Instructions for the task - Exclude the pictures; give every entry again exactly as written.

Stored data:
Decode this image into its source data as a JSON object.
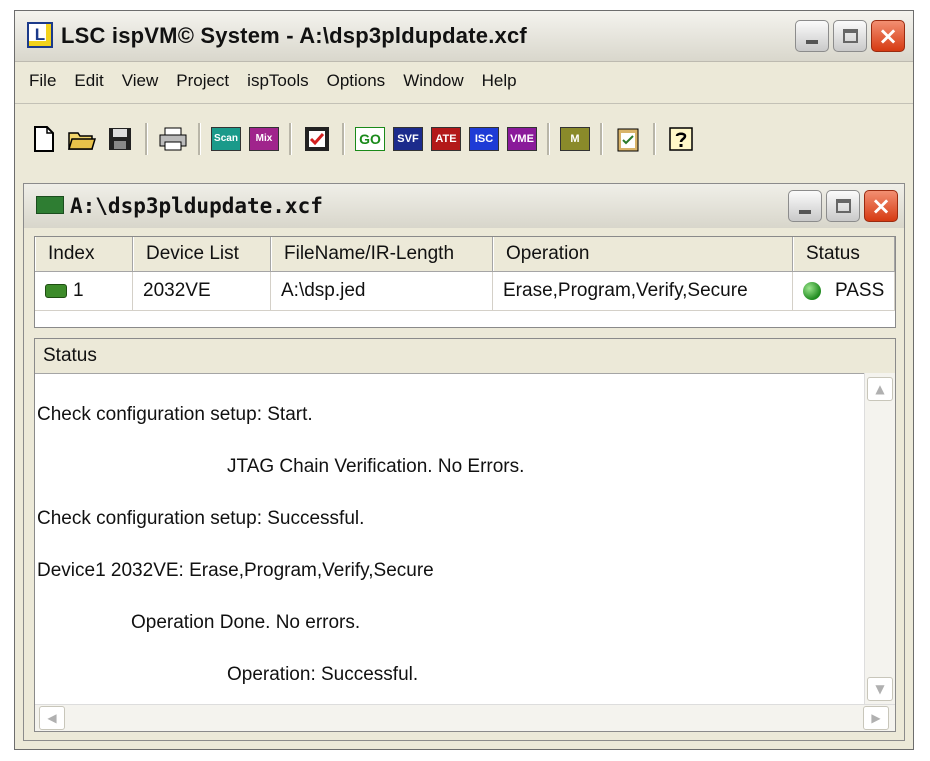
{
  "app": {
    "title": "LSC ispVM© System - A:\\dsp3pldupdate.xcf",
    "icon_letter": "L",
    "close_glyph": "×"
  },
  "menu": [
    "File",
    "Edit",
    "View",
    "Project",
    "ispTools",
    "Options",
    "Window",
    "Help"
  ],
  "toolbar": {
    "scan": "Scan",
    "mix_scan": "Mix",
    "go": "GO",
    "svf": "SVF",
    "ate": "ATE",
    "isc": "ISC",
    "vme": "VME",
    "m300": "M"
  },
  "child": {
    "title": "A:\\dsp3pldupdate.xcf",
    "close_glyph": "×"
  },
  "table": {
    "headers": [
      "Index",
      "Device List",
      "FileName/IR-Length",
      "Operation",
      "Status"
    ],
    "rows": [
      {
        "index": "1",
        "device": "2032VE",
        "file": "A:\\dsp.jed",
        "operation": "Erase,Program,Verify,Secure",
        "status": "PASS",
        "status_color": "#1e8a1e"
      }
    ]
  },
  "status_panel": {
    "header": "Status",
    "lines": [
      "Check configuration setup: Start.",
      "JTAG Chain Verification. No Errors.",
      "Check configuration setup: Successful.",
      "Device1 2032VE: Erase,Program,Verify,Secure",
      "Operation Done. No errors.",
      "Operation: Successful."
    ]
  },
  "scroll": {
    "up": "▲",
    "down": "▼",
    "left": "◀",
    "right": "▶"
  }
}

Task answer -
Decode this image into its source data as a JSON object.
{
  "app": {
    "title": "LSC ispVM© System - A:\\dsp3pldupdate.xcf",
    "icon_letter": "L",
    "close_glyph": "×"
  },
  "menu": [
    "File",
    "Edit",
    "View",
    "Project",
    "ispTools",
    "Options",
    "Window",
    "Help"
  ],
  "toolbar": {
    "scan": "Scan",
    "mix_scan": "Mix",
    "go": "GO",
    "svf": "SVF",
    "ate": "ATE",
    "isc": "ISC",
    "vme": "VME",
    "m300": "M"
  },
  "child": {
    "title": "A:\\dsp3pldupdate.xcf",
    "close_glyph": "×"
  },
  "table": {
    "headers": [
      "Index",
      "Device List",
      "FileName/IR-Length",
      "Operation",
      "Status"
    ],
    "rows": [
      {
        "index": "1",
        "device": "2032VE",
        "file": "A:\\dsp.jed",
        "operation": "Erase,Program,Verify,Secure",
        "status": "PASS",
        "status_color": "#1e8a1e"
      }
    ]
  },
  "status_panel": {
    "header": "Status",
    "lines": [
      "Check configuration setup: Start.",
      "JTAG Chain Verification. No Errors.",
      "Check configuration setup: Successful.",
      "Device1 2032VE: Erase,Program,Verify,Secure",
      "Operation Done. No errors.",
      "Operation: Successful."
    ]
  },
  "scroll": {
    "up": "▲",
    "down": "▼",
    "left": "◀",
    "right": "▶"
  }
}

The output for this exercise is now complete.